### GOAL OF THE EXERCISE
Look below and pull out each line with the word "checked".
━━ RECORDS FOR THIS EXERCISE ━━
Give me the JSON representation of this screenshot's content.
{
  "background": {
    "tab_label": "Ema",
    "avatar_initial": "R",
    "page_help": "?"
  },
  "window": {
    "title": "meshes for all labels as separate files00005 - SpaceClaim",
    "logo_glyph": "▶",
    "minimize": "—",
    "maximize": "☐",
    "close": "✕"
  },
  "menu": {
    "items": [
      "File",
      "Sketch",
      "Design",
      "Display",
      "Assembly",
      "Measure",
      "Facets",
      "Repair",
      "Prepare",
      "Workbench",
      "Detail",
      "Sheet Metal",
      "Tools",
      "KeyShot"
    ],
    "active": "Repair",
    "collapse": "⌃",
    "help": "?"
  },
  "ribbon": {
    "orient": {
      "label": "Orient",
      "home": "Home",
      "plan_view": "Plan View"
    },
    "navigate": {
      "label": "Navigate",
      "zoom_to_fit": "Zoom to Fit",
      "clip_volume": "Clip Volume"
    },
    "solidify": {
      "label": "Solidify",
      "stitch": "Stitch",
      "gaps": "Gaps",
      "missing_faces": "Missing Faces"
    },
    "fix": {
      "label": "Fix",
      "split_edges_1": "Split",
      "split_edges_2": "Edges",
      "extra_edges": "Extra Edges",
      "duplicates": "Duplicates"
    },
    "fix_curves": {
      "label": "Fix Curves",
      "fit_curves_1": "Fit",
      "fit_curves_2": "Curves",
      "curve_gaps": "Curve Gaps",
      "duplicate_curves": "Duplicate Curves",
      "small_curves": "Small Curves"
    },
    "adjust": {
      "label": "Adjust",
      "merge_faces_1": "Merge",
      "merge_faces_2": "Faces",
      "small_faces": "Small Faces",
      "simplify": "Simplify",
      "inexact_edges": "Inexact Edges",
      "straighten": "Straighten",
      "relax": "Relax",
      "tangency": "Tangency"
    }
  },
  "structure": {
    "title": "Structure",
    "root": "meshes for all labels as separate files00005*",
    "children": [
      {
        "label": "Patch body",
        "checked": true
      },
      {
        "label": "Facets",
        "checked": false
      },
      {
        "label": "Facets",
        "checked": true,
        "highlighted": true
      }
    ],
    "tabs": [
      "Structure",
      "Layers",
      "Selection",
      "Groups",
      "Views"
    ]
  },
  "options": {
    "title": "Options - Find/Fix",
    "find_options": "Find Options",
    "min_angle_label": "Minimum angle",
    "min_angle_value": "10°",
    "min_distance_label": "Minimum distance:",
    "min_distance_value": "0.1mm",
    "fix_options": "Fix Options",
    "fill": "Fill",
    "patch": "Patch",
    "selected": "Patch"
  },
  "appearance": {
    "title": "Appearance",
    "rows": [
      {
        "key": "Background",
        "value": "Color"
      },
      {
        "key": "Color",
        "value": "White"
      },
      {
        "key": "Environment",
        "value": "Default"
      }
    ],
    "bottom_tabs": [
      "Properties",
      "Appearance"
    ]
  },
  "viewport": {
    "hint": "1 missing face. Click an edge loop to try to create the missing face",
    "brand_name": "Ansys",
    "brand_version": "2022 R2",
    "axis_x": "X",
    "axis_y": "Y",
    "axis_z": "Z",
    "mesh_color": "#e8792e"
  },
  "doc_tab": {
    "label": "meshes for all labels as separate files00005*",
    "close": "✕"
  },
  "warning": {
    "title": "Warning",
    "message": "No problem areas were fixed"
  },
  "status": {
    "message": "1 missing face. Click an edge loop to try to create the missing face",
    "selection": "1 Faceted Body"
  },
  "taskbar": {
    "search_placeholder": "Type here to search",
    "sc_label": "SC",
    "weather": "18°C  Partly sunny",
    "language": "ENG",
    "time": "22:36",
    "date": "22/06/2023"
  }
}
━━━
### REPLY
        "checked": true
        "checked": false
        "checked": true,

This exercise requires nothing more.